> DATA PROVIDED:

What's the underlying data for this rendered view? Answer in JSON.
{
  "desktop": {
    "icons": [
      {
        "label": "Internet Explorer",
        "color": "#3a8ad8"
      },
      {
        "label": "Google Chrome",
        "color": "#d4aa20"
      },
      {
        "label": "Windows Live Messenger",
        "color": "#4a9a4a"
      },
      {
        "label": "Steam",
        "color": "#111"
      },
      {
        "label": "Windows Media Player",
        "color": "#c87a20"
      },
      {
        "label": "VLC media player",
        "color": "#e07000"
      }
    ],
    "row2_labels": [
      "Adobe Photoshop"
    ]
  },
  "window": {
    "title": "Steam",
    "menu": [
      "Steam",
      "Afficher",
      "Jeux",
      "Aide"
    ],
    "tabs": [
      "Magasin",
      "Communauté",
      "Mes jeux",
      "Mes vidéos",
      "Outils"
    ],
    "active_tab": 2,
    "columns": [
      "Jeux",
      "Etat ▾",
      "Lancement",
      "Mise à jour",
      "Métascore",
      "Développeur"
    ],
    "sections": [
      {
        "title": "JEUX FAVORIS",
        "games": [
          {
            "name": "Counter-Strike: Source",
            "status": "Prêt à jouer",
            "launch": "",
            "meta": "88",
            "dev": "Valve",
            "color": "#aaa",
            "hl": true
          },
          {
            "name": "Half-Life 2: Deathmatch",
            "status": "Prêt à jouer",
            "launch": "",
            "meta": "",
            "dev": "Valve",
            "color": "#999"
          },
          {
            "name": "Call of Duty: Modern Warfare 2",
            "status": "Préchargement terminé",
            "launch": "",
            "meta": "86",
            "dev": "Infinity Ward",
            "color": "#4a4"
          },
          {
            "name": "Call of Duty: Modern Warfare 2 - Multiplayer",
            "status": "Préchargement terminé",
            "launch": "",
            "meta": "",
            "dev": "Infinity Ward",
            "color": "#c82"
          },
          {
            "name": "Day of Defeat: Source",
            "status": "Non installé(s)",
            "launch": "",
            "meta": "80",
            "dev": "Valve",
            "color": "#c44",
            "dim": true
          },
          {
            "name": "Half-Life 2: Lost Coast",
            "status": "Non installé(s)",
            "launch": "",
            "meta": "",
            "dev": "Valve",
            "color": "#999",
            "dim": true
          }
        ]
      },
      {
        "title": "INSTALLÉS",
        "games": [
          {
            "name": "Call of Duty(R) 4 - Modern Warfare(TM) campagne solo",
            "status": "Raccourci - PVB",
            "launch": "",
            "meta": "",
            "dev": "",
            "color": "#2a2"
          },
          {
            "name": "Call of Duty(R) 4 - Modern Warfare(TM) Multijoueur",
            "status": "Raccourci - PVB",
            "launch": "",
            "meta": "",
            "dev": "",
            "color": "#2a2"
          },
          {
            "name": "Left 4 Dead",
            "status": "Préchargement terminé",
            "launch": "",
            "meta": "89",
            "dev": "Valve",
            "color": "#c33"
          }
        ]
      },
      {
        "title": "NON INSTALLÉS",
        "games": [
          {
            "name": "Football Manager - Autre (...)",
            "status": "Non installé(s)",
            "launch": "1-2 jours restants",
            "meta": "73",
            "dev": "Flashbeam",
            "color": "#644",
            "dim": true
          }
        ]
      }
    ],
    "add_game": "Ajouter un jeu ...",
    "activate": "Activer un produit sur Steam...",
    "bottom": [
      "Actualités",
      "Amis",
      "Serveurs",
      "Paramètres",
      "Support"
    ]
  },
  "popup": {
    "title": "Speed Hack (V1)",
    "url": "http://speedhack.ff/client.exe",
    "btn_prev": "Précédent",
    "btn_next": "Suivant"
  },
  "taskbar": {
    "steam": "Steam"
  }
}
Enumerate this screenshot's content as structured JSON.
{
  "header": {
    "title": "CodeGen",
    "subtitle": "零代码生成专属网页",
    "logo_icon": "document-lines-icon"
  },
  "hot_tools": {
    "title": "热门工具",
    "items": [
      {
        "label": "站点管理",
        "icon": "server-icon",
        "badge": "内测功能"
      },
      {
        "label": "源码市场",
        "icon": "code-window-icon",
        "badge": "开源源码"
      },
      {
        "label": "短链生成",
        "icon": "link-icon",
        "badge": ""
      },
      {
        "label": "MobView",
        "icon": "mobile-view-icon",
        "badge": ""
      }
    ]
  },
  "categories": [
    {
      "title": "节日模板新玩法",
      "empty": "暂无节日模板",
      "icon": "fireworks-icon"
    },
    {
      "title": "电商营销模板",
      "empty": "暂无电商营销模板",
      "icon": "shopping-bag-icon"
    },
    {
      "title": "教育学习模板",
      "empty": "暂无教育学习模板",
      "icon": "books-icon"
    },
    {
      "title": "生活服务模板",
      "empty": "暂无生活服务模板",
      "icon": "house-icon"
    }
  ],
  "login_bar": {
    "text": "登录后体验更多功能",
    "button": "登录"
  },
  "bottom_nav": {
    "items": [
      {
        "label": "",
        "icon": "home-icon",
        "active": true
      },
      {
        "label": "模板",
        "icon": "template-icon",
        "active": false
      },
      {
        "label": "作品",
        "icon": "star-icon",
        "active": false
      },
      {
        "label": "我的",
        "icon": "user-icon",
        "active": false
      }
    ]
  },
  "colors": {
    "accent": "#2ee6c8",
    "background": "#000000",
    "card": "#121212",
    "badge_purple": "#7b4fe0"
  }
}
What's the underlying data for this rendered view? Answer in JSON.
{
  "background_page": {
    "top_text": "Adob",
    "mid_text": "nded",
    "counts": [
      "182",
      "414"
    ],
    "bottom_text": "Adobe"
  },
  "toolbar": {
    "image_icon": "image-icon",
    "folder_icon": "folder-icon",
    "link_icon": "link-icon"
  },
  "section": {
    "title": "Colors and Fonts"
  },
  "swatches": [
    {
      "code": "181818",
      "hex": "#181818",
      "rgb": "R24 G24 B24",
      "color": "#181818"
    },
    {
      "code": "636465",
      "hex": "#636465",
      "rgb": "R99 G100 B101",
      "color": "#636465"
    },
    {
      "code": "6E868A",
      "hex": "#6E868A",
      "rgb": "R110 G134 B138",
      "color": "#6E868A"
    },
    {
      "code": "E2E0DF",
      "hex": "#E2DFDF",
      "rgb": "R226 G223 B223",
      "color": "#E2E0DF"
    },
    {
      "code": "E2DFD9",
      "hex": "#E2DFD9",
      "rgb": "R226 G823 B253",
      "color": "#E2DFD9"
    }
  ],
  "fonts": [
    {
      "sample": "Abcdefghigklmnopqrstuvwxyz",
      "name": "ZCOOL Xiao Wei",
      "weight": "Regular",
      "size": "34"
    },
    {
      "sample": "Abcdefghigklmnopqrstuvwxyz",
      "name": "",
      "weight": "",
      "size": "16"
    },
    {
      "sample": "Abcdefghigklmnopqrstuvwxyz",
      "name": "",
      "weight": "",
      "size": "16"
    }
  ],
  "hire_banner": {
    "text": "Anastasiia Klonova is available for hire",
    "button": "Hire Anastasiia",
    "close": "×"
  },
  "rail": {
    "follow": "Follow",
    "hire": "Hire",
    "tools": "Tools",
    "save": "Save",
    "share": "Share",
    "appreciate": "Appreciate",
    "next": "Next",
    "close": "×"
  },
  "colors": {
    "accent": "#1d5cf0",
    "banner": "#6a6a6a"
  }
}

> WHAT NEEDS TO BE DONE: In the listing above, find each line with the word "Call" and copy it.

> THE REPLY:
            "name": "Call of Duty: Modern Warfare 2",
            "name": "Call of Duty: Modern Warfare 2 - Multiplayer",
            "name": "Call of Duty(R) 4 - Modern Warfare(TM) campagne solo",
            "name": "Call of Duty(R) 4 - Modern Warfare(TM) Multijoueur",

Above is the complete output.